:: Problem statement ::
Look through the records below and collect all lines that hold the string "Комплекс".

(Dataset excerpt)
---+---

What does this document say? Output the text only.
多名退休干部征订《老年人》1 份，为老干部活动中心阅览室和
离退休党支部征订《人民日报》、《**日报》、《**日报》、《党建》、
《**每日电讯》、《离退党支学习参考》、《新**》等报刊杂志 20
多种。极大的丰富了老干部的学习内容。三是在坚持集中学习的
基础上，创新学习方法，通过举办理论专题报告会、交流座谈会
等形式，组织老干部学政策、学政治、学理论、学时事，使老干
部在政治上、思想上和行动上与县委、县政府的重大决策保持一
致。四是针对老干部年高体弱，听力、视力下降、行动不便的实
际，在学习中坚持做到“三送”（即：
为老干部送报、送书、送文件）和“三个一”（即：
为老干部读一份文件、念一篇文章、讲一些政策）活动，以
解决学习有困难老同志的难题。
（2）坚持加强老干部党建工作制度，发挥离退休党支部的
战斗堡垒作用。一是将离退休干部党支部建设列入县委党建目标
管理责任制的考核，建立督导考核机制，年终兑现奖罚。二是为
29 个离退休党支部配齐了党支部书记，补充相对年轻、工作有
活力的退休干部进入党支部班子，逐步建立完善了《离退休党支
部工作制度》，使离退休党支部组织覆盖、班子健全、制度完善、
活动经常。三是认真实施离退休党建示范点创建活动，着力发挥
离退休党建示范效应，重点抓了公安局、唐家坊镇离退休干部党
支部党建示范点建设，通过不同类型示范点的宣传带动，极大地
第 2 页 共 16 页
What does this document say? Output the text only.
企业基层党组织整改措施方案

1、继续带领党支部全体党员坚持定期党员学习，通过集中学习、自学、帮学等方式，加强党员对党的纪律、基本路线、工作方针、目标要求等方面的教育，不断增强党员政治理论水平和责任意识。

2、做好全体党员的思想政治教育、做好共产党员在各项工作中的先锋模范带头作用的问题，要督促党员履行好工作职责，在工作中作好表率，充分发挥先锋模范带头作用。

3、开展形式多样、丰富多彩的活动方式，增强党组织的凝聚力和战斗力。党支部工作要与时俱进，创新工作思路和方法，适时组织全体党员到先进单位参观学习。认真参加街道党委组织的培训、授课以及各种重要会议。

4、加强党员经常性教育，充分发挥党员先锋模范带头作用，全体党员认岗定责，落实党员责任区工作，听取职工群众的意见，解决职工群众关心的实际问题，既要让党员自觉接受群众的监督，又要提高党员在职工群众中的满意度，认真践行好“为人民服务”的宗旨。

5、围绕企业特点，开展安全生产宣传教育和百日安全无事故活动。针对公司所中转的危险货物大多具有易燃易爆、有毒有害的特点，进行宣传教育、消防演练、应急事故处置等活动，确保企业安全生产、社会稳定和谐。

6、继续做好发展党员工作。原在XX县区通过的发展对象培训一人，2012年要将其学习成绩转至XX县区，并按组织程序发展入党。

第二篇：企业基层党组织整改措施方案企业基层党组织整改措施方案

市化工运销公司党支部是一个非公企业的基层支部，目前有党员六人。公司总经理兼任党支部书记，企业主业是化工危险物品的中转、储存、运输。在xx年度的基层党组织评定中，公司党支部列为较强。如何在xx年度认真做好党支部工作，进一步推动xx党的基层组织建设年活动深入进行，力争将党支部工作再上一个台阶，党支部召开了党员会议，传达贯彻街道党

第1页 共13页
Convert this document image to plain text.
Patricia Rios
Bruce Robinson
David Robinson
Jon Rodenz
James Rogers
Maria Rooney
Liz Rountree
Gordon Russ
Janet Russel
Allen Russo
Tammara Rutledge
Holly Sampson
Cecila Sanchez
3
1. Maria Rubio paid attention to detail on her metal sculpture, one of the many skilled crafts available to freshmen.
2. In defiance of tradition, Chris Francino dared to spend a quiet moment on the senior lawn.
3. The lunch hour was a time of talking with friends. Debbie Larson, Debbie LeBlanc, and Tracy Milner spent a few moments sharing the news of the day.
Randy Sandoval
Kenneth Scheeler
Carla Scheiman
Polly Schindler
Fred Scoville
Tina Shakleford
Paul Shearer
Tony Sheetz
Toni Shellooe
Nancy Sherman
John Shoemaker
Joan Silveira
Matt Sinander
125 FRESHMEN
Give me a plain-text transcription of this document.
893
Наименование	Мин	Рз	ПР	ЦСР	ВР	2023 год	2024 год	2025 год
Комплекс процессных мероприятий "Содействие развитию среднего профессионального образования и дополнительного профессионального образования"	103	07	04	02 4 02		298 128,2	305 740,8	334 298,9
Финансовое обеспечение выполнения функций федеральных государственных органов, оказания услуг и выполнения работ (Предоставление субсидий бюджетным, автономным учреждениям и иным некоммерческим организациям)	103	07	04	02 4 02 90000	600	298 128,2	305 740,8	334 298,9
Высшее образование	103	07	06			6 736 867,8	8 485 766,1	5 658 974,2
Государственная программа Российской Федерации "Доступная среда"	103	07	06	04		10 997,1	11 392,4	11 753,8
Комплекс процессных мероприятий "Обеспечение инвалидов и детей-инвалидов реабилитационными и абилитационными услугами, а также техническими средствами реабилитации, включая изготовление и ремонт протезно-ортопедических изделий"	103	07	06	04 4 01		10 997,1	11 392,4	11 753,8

---+---

:: The solution ::
Комплекс процессных мероприятий "Содействие развитию среднего профессионального образования и дополнительного профессионального образования"	103	07	04	02 4 02		298 128,2	305 740,8	334 298,9
Комплекс процессных мероприятий "Обеспечение инвалидов и детей-инвалидов реабилитационными и абилитационными услугами, а также техническими средствами реабилитации, включая изготовление и ремонт протезно-ортопедических изделий"	103	07	06	04 4 01		10 997,1	11 392,4	11 753,8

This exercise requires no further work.